To do:
Search the records for "text". Copy every line where it appears.

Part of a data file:

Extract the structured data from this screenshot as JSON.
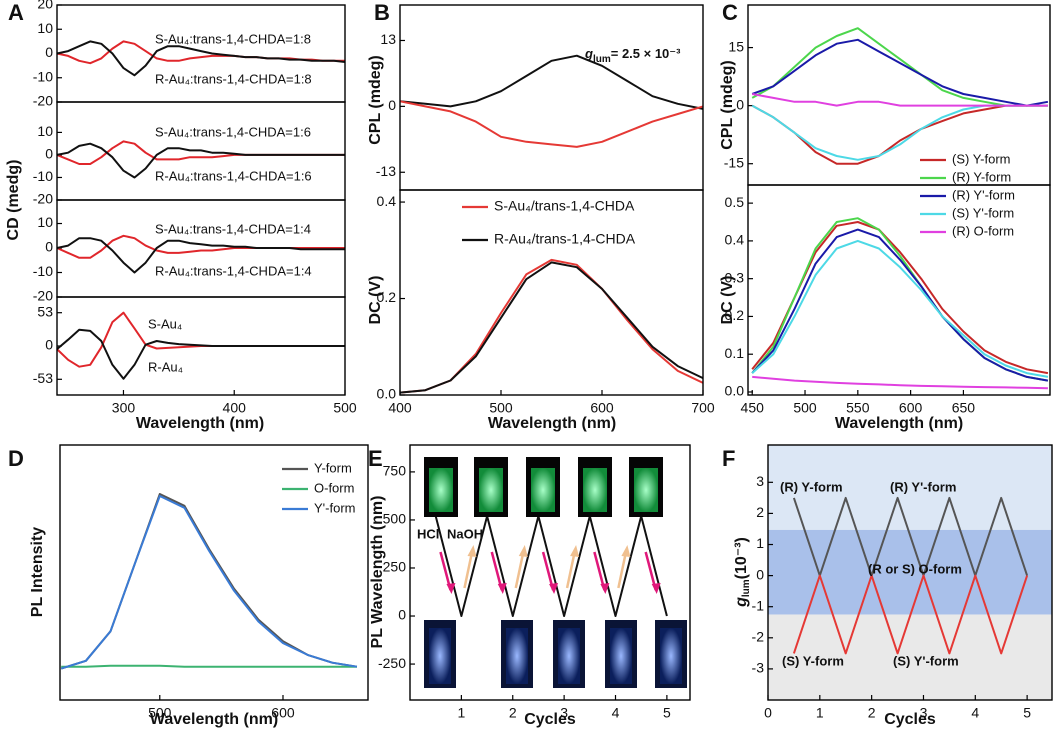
{
  "chart_data": [
    {
      "type": "line",
      "panel": "A",
      "ylabel": "CD (medg)",
      "x": [
        240,
        250,
        260,
        270,
        280,
        290,
        300,
        310,
        320,
        330,
        340,
        350,
        360,
        370,
        380,
        390,
        400,
        410,
        420,
        430,
        440,
        450,
        460,
        470,
        480,
        490,
        500
      ],
      "xlim": [
        240,
        500
      ],
      "ylim": [
        -20,
        20
      ],
      "yticks": [
        20,
        10,
        0,
        -10,
        -20
      ],
      "series": [
        {
          "name": "S-Au₄:trans-1,4-CHDA=1:8",
          "color": "#e0262b",
          "values": [
            0,
            -1,
            -3,
            -4,
            -2,
            2,
            5,
            4,
            1,
            -2,
            -3,
            -3,
            -2,
            -1.5,
            -1,
            -1,
            -1,
            -1.5,
            -1.5,
            -2,
            -2,
            -2,
            -2.5,
            -2.5,
            -3,
            -3,
            -3
          ]
        },
        {
          "name": "R-Au₄:trans-1,4-CHDA=1:8",
          "color": "#111111",
          "values": [
            0,
            1,
            3,
            5,
            4,
            0,
            -6,
            -9,
            -5,
            1,
            3,
            3,
            2,
            1,
            0,
            -0.5,
            -1,
            -1.5,
            -1.5,
            -2,
            -2,
            -2.5,
            -2.5,
            -3,
            -3,
            -3,
            -3.5
          ]
        }
      ]
    },
    {
      "type": "line",
      "x": [
        240,
        250,
        260,
        270,
        280,
        290,
        300,
        310,
        320,
        330,
        340,
        350,
        360,
        370,
        380,
        390,
        400,
        410,
        420,
        430,
        440,
        450,
        460,
        470,
        480,
        490,
        500
      ],
      "xlim": [
        240,
        500
      ],
      "ylim": [
        -20,
        23.5
      ],
      "yticks": [
        10,
        0,
        -10,
        -20
      ],
      "series": [
        {
          "name": "S-Au₄:trans-1,4-CHDA=1:6",
          "color": "#e0262b",
          "values": [
            0,
            -2,
            -4,
            -4,
            -1,
            3,
            6,
            5,
            1,
            -2,
            -2,
            -2,
            -1,
            -1,
            -1,
            -0.5,
            0,
            0,
            0,
            0,
            0,
            0,
            0,
            0,
            0,
            0,
            0
          ]
        },
        {
          "name": "R-Au₄:trans-1,4-CHDA=1:6",
          "color": "#111111",
          "values": [
            0,
            1,
            4,
            5,
            3,
            -1,
            -7,
            -10,
            -6,
            0,
            3,
            3,
            2,
            2,
            1,
            1,
            0.5,
            0,
            0,
            0,
            0,
            0,
            0,
            0,
            0,
            0,
            0
          ]
        }
      ]
    },
    {
      "type": "line",
      "x": [
        240,
        250,
        260,
        270,
        280,
        290,
        300,
        310,
        320,
        330,
        340,
        350,
        360,
        370,
        380,
        390,
        400,
        410,
        420,
        430,
        440,
        450,
        460,
        470,
        480,
        490,
        500
      ],
      "xlim": [
        240,
        500
      ],
      "ylim": [
        -20,
        19.6
      ],
      "yticks": [
        10,
        0,
        -10,
        -20
      ],
      "series": [
        {
          "name": "S-Au₄:trans-1,4-CHDA=1:4",
          "color": "#e0262b",
          "values": [
            0,
            -2,
            -4,
            -4,
            -1,
            3,
            5,
            4,
            1,
            -1,
            -2,
            -2,
            -1.5,
            -1,
            -1,
            -0.5,
            0,
            0,
            0,
            0,
            0,
            0,
            0,
            0,
            0,
            0,
            0
          ]
        },
        {
          "name": "R-Au₄:trans-1,4-CHDA=1:4",
          "color": "#111111",
          "values": [
            0,
            1,
            4,
            4,
            3,
            -1,
            -6,
            -10,
            -6,
            0,
            3,
            3,
            2,
            1.5,
            1,
            1,
            0.5,
            0.5,
            0,
            0,
            0,
            0,
            -0.5,
            -0.5,
            -0.5,
            -0.5,
            -0.5
          ]
        }
      ]
    },
    {
      "type": "line",
      "xlabel": "Wavelength (nm)",
      "x": [
        240,
        250,
        260,
        270,
        280,
        290,
        300,
        310,
        320,
        330,
        340,
        350,
        360,
        370,
        380,
        390,
        400,
        410,
        420,
        430,
        440,
        450,
        460,
        470,
        480,
        490,
        500
      ],
      "xlim": [
        240,
        500
      ],
      "xticks": [
        300,
        400,
        500
      ],
      "ylim": [
        -78,
        78
      ],
      "yticks": [
        53,
        0,
        -53
      ],
      "series": [
        {
          "name": "S-Au₄",
          "color": "#e0262b",
          "values": [
            -5,
            -22,
            -33,
            -30,
            -2,
            38,
            53,
            28,
            2,
            -4,
            -3,
            -2,
            -1,
            0,
            0,
            0,
            0,
            0,
            0,
            0,
            0,
            0,
            0,
            0,
            0,
            0,
            0
          ]
        },
        {
          "name": "R-Au₄",
          "color": "#111111",
          "values": [
            -5,
            10,
            26,
            24,
            8,
            -30,
            -52,
            -30,
            2,
            8,
            5,
            3,
            2,
            1,
            0,
            0,
            0,
            0,
            0,
            0,
            0,
            0,
            0,
            0,
            0,
            0,
            0
          ]
        }
      ]
    },
    {
      "type": "line",
      "panel": "B",
      "ylabel": "CPL (mdeg)",
      "annotation": {
        "symbol": "g",
        "subscript": "lum",
        "text": "= 2.5 × 10⁻³"
      },
      "x": [
        400,
        425,
        450,
        475,
        500,
        525,
        550,
        575,
        600,
        625,
        650,
        675,
        700
      ],
      "xlim": [
        400,
        700
      ],
      "ylim": [
        -16.5,
        20
      ],
      "yticks": [
        13,
        0,
        -13
      ],
      "series": [
        {
          "color": "#111111",
          "values": [
            1,
            0.5,
            0,
            1,
            3,
            6,
            9,
            10,
            8,
            5,
            2,
            0.5,
            -0.5
          ]
        },
        {
          "color": "#e53935",
          "values": [
            1,
            0,
            -1,
            -3,
            -6,
            -7,
            -7.5,
            -8,
            -7,
            -5,
            -3,
            -1.5,
            0
          ]
        }
      ]
    },
    {
      "type": "line",
      "ylabel": "DC (V)",
      "xlabel": "Wavelength (nm)",
      "x": [
        400,
        425,
        450,
        475,
        500,
        525,
        550,
        575,
        600,
        625,
        650,
        675,
        700
      ],
      "xlim": [
        400,
        700
      ],
      "xticks": [
        400,
        500,
        600,
        700
      ],
      "ylim": [
        0,
        0.425
      ],
      "yticks": [
        {
          "value": 0,
          "label": "0.0"
        },
        0.2,
        0.4
      ],
      "series": [
        {
          "name": "S-Au₄/trans-1,4-CHDA",
          "color": "#e53935",
          "values": [
            0.005,
            0.01,
            0.03,
            0.085,
            0.17,
            0.25,
            0.28,
            0.27,
            0.22,
            0.155,
            0.095,
            0.05,
            0.025
          ]
        },
        {
          "name": "R-Au₄/trans-1,4-CHDA",
          "color": "#111111",
          "values": [
            0.005,
            0.01,
            0.03,
            0.08,
            0.16,
            0.24,
            0.275,
            0.265,
            0.22,
            0.16,
            0.1,
            0.06,
            0.035
          ]
        }
      ]
    },
    {
      "type": "line",
      "panel": "C",
      "ylabel": "CPL (mdeg)",
      "x": [
        450,
        470,
        490,
        510,
        530,
        550,
        570,
        590,
        610,
        630,
        650,
        670,
        690,
        710,
        730
      ],
      "xlim": [
        446,
        732
      ],
      "ylim": [
        -20.5,
        26
      ],
      "yticks": [
        15,
        0,
        -15
      ],
      "series": [
        {
          "color": "#c62828",
          "values": [
            0,
            -3,
            -7,
            -12,
            -15,
            -15,
            -13,
            -9,
            -6,
            -4,
            -2,
            -1,
            0,
            0,
            0
          ]
        },
        {
          "color": "#4cd64c",
          "values": [
            2,
            5,
            10,
            15,
            18,
            20,
            16,
            12,
            8,
            4,
            2,
            1,
            0,
            0,
            0
          ]
        },
        {
          "color": "#1a1aa8",
          "values": [
            3,
            5,
            9,
            13,
            16,
            17,
            14,
            11,
            8,
            5,
            3,
            2,
            1,
            0,
            1
          ]
        },
        {
          "color": "#4dd9e6",
          "values": [
            0,
            -3,
            -7,
            -11,
            -13,
            -14,
            -13,
            -10,
            -6,
            -3,
            -1,
            0,
            0,
            0,
            0
          ]
        },
        {
          "color": "#e040e0",
          "values": [
            3,
            2,
            1,
            1,
            0,
            1,
            1,
            0,
            0,
            0,
            0,
            0,
            0,
            0,
            0
          ]
        }
      ]
    },
    {
      "type": "line",
      "ylabel": "DC (V)",
      "xlabel": "Wavelength (nm)",
      "x": [
        450,
        470,
        490,
        510,
        530,
        550,
        570,
        590,
        610,
        630,
        650,
        670,
        690,
        710,
        730
      ],
      "xlim": [
        446,
        732
      ],
      "xticks": [
        450,
        500,
        550,
        600,
        650
      ],
      "ylim": [
        -0.008,
        0.548
      ],
      "yticks": [
        {
          "value": 0,
          "label": "0.0"
        },
        0.1,
        0.2,
        0.3,
        0.4,
        0.5
      ],
      "series": [
        {
          "name": "(S) Y-form",
          "color": "#c62828",
          "values": [
            0.06,
            0.13,
            0.25,
            0.37,
            0.44,
            0.45,
            0.43,
            0.37,
            0.3,
            0.22,
            0.16,
            0.11,
            0.08,
            0.06,
            0.05
          ]
        },
        {
          "name": "(R) Y-form",
          "color": "#4cd64c",
          "values": [
            0.05,
            0.12,
            0.25,
            0.38,
            0.45,
            0.46,
            0.43,
            0.36,
            0.28,
            0.2,
            0.14,
            0.09,
            0.06,
            0.04,
            0.03
          ]
        },
        {
          "name": "(R) Y'-form",
          "color": "#1a1aa8",
          "values": [
            0.05,
            0.11,
            0.22,
            0.34,
            0.41,
            0.43,
            0.41,
            0.35,
            0.28,
            0.2,
            0.14,
            0.09,
            0.06,
            0.04,
            0.03
          ]
        },
        {
          "name": "(S) Y'-form",
          "color": "#4dd9e6",
          "values": [
            0.05,
            0.1,
            0.2,
            0.31,
            0.38,
            0.4,
            0.38,
            0.33,
            0.27,
            0.2,
            0.15,
            0.1,
            0.07,
            0.05,
            0.04
          ]
        },
        {
          "name": "(R) O-form",
          "color": "#e040e0",
          "values": [
            0.04,
            0.035,
            0.03,
            0.027,
            0.024,
            0.022,
            0.02,
            0.018,
            0.016,
            0.015,
            0.014,
            0.013,
            0.012,
            0.011,
            0.01
          ]
        }
      ]
    },
    {
      "type": "line",
      "panel": "D",
      "ylabel": "PL Intensity",
      "xlabel": "Wavelength (nm)",
      "x": [
        420,
        440,
        460,
        480,
        500,
        520,
        540,
        560,
        580,
        600,
        620,
        640,
        660
      ],
      "xlim": [
        419,
        669
      ],
      "xticks": [
        500,
        600
      ],
      "ylim": [
        -0.15,
        1.15
      ],
      "series": [
        {
          "name": "Y-form",
          "color": "#555555",
          "values": [
            0.01,
            0.05,
            0.2,
            0.55,
            0.9,
            0.84,
            0.62,
            0.42,
            0.26,
            0.15,
            0.08,
            0.04,
            0.02
          ]
        },
        {
          "name": "O-form",
          "color": "#3cb371",
          "values": [
            0.02,
            0.02,
            0.025,
            0.025,
            0.025,
            0.02,
            0.02,
            0.02,
            0.02,
            0.02,
            0.02,
            0.02,
            0.02
          ]
        },
        {
          "name": "Y'-form",
          "color": "#3a7bd5",
          "values": [
            0.01,
            0.05,
            0.2,
            0.55,
            0.89,
            0.83,
            0.61,
            0.41,
            0.25,
            0.14,
            0.08,
            0.04,
            0.02
          ]
        }
      ]
    },
    {
      "type": "line",
      "panel": "E",
      "ylabel": "PL Wavelength (nm)",
      "xlabel": "Cycles",
      "labels": [
        {
          "text": "HCl"
        },
        {
          "text": "NaOH"
        }
      ],
      "x": [
        0.5,
        1,
        1.5,
        2,
        2.5,
        3,
        3.5,
        4,
        4.5,
        5
      ],
      "xlim": [
        0,
        5.45
      ],
      "xticks": [
        1,
        2,
        3,
        4,
        5
      ],
      "ylim": [
        -437,
        890
      ],
      "yticks": [
        750,
        500,
        250,
        0,
        -250
      ],
      "series": [
        {
          "color": "#111111",
          "values": [
            520,
            0,
            520,
            0,
            520,
            0,
            520,
            0,
            520,
            0
          ]
        }
      ]
    },
    {
      "type": "line",
      "panel": "F",
      "ylabel": {
        "symbol": "g",
        "subscript": "lum",
        "text": "(10⁻³)"
      },
      "xlabel": "Cycles",
      "bands": [
        {
          "from": 1.47,
          "to": 4.2,
          "color": "#dce7f5"
        },
        {
          "from": -1.25,
          "to": 1.47,
          "color": "#a9c0ea"
        },
        {
          "from": -4,
          "to": -1.25,
          "color": "#e9e9e9"
        }
      ],
      "labels": [
        {
          "text": "(R) Y-form",
          "color": "#333333"
        },
        {
          "text": "(R) Y'-form",
          "color": "#555555"
        },
        {
          "text": "(R or S) O-form",
          "color": "#ffd700"
        },
        {
          "text": "(S) Y-form",
          "color": "#333333"
        },
        {
          "text": "(S) Y'-form",
          "color": "#e53935"
        }
      ],
      "x": [
        0.5,
        1,
        1.5,
        2,
        2.5,
        3,
        3.5,
        4,
        4.5,
        5
      ],
      "xlim": [
        0,
        5.48
      ],
      "xticks": [
        0,
        1,
        2,
        3,
        4,
        5
      ],
      "ylim": [
        -4,
        4.2
      ],
      "yticks": [
        3,
        2,
        1,
        0,
        -1,
        -2,
        -3
      ],
      "series": [
        {
          "color": "#555555",
          "values": [
            2.5,
            0,
            2.5,
            0,
            2.5,
            0,
            2.5,
            0,
            2.5,
            0
          ]
        },
        {
          "color": "#e53935",
          "values": [
            -2.5,
            0,
            -2.5,
            0,
            -2.5,
            0,
            -2.5,
            0,
            -2.5,
            0
          ]
        }
      ]
    }
  ]
}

Response to this exercise:
        "text": "= 2.5 × 10⁻³"
          "text": "HCl"
          "text": "NaOH"
        "text": "(10⁻³)"
          "text": "(R) Y-form",
          "text": "(R) Y'-form",
          "text": "(R or S) O-form",
          "text": "(S) Y-form",
          "text": "(S) Y'-form",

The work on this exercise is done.